*** Opening EXCERPTED PASSAGE ***
You can also use Google image search tags to identify entities, however when performing this exercise at scale – I prefer to blend multiple data sources, and through the API (0 – 5k units a month for free), you can automate a lot of the analysis.

With Google’s NLP, you can derive insights from unstructured text and determine the salience of content, but how does this work?

Google’s NLP AI is programmed to analyze content by splitting the content into what we call “entities” Entities represent a phrase in the text that may include a person, an organization, or location.

An example of the Google Natural Language API using a paragraph from my Travel SEO Guide

Salience Scores

These numbers (salience scores) are actually rankings that show the importance or centrality of that entity to the entire content or article.

Using the example picture above, the most salient entity in an article is <holiday website>,the different entities are then listed in order of salience within the text, and each entity is assigned a score between 0 and 1.
*** Closing EXCERPTED PASSAGE ***
*** Opening DATA LISTING ***
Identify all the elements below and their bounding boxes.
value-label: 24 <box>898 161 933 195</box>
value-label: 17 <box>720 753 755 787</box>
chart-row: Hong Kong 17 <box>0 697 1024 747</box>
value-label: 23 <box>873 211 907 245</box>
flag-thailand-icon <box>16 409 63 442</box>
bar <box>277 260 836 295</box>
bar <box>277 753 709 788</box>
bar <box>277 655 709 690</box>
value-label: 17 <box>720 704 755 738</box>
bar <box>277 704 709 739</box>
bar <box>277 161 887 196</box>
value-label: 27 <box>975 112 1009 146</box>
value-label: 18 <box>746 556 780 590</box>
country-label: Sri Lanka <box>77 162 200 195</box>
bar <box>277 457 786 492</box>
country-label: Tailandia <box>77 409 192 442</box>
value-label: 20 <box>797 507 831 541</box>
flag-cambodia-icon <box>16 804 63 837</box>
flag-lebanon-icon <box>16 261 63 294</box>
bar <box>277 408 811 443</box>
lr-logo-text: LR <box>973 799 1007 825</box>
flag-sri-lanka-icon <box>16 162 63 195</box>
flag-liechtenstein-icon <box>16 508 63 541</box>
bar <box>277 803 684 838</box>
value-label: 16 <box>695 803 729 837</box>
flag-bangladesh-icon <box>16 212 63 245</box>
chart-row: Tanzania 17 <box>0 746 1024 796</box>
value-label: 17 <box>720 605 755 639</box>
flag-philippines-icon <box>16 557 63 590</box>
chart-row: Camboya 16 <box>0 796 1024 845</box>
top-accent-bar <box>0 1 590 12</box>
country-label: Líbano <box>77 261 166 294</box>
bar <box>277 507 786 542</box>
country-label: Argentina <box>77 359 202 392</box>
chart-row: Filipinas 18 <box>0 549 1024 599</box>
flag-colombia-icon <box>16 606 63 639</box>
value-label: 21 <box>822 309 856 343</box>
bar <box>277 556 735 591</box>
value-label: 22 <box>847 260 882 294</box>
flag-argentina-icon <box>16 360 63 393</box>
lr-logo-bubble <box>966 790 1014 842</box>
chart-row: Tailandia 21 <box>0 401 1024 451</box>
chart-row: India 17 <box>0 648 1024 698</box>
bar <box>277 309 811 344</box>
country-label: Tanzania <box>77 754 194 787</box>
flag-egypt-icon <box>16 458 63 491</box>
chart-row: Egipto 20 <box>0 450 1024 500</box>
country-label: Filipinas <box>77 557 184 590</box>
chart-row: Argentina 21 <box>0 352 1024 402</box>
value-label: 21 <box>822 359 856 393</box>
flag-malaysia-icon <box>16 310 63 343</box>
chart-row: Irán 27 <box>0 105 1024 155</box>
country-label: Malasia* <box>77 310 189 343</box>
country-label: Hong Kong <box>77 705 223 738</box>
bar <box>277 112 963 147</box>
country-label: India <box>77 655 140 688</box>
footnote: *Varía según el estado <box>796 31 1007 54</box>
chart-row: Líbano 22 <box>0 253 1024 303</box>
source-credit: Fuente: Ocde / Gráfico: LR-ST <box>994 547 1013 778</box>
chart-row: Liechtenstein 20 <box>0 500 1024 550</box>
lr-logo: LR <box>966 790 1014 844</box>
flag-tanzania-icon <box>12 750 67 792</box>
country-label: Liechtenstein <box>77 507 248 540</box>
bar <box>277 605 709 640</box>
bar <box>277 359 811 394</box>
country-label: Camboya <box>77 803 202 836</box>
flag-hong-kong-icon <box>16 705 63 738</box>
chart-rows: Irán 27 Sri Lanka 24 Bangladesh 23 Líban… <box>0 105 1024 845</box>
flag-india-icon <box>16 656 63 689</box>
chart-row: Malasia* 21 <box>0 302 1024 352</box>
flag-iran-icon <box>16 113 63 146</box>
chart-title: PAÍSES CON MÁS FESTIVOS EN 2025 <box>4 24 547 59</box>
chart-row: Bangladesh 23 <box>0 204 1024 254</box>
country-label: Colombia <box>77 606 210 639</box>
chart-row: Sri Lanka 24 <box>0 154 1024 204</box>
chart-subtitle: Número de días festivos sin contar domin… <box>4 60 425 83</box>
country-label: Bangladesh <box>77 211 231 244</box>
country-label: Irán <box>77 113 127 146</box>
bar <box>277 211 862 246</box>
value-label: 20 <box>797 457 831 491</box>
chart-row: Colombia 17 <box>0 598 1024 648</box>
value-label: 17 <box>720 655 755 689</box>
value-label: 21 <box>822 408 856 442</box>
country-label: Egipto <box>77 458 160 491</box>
*** Closing DATA LISTING ***
EXERCISE PROMPT
Reproduce the passage on Google's Natural Language API from "With Google’s NLP, you" up to and including "organization, or location.".

RESULT OF THE EXERCISE
With Google’s NLP, you can derive insights from unstructured text and determine the salience of content, but how does this work?

Google’s NLP AI is programmed to analyze content by splitting the content into what we call “entities” Entities represent a phrase in the text that may include a person, an organization, or location.